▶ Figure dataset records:

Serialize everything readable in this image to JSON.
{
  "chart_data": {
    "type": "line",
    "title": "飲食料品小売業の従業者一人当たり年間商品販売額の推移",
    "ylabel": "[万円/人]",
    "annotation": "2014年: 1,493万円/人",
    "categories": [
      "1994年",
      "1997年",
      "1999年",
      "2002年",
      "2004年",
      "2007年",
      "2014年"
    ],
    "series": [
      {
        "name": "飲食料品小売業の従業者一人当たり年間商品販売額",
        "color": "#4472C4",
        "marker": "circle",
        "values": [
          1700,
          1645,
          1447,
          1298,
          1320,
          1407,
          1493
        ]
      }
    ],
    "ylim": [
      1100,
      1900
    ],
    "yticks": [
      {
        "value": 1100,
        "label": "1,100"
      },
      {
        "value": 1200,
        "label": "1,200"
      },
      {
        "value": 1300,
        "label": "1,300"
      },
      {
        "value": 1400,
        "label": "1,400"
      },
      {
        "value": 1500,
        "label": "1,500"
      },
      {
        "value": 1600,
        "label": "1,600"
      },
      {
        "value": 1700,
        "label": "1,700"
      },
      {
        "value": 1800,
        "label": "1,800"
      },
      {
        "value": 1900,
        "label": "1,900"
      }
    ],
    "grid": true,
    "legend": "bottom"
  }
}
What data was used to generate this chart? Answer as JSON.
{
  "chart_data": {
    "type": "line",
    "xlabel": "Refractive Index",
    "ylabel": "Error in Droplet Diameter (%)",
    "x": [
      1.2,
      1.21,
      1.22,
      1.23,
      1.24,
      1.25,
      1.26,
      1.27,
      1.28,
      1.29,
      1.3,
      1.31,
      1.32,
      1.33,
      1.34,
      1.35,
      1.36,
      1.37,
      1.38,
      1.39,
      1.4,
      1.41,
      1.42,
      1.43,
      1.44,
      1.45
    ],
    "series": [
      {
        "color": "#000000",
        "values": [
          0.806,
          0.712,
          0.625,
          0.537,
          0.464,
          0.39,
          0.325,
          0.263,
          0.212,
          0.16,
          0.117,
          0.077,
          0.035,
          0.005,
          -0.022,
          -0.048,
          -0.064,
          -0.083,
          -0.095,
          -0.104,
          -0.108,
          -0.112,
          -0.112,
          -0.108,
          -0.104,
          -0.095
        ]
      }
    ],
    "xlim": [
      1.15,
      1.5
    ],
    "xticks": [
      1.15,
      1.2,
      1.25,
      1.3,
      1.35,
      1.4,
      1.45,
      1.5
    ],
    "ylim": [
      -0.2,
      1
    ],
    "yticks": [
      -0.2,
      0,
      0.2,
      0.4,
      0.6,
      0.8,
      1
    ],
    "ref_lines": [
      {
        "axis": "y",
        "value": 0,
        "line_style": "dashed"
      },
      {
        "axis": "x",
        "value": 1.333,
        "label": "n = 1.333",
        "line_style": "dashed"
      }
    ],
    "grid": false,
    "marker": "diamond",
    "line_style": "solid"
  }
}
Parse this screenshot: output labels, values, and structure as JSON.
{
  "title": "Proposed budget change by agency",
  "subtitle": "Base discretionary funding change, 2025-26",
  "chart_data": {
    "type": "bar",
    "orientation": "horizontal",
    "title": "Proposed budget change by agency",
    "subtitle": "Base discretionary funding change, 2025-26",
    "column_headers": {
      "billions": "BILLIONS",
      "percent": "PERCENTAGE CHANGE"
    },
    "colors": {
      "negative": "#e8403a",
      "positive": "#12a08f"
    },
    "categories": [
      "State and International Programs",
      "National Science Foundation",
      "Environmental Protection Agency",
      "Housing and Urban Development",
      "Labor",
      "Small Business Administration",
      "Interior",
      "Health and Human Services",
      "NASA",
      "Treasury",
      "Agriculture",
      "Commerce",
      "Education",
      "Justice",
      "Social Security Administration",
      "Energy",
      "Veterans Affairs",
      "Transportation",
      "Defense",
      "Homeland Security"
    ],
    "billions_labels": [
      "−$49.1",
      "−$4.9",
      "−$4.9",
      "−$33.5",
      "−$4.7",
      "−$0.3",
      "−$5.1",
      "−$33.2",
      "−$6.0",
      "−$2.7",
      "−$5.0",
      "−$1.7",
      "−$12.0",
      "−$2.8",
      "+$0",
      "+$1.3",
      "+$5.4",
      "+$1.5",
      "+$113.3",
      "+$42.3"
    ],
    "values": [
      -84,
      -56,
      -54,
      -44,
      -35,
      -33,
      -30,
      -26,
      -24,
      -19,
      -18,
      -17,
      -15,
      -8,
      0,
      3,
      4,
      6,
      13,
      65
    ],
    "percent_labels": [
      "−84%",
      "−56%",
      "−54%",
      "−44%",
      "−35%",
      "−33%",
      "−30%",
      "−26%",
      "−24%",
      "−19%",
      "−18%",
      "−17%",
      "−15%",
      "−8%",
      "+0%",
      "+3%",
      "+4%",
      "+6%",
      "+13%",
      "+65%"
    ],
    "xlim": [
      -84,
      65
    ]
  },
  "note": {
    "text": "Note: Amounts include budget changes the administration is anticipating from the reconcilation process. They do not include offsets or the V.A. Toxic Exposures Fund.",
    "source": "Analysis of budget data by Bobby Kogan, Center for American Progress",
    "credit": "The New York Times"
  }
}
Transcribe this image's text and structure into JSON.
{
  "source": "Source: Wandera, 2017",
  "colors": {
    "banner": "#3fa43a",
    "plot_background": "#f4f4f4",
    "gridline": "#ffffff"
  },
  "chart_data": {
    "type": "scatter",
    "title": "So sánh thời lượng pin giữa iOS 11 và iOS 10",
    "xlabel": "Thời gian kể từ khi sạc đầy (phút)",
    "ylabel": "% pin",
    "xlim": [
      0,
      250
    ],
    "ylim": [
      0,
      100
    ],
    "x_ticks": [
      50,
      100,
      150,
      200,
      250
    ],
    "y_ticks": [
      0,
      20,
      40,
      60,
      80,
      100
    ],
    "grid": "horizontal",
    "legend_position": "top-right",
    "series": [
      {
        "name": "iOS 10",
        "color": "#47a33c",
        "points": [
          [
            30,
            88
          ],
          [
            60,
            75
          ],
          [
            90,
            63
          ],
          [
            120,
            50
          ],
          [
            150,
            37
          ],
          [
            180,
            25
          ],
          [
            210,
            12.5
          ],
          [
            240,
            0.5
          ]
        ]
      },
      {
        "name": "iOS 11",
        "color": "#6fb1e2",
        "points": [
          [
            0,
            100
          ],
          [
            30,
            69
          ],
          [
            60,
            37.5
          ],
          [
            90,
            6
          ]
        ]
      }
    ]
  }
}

▶ Exercise instructions:
Return exactly, and only, the line containing "Transcribe this image's" and every line after it through the end of the material.

▶ Correct response:
Transcribe this image's text and structure into JSON.
{
  "source": "Source: Wandera, 2017",
  "colors": {
    "banner": "#3fa43a",
    "plot_background": "#f4f4f4",
    "gridline": "#ffffff"
  },
  "chart_data": {
    "type": "scatter",
    "title": "So sánh thời lượng pin giữa iOS 11 và iOS 10",
    "xlabel": "Thời gian kể từ khi sạc đầy (phút)",
    "ylabel": "% pin",
    "xlim": [
      0,
      250
    ],
    "ylim": [
      0,
      100
    ],
    "x_ticks": [
      50,
      100,
      150,
      200,
      250
    ],
    "y_ticks": [
      0,
      20,
      40,
      60,
      80,
      100
    ],
    "grid": "horizontal",
    "legend_position": "top-right",
    "series": [
      {
        "name": "iOS 10",
        "color": "#47a33c",
        "points": [
          [
            30,
            88
          ],
          [
            60,
            75
          ],
          [
            90,
            63
          ],
          [
            120,
            50
          ],
          [
            150,
            37
          ],
          [
            180,
            25
          ],
          [
            210,
            12.5
          ],
          [
            240,
            0.5
          ]
        ]
      },
      {
        "name": "iOS 11",
        "color": "#6fb1e2",
        "points": [
          [
            0,
            100
          ],
          [
            30,
            69
          ],
          [
            60,
            37.5
          ],
          [
            90,
            6
          ]
        ]
      }
    ]
  }
}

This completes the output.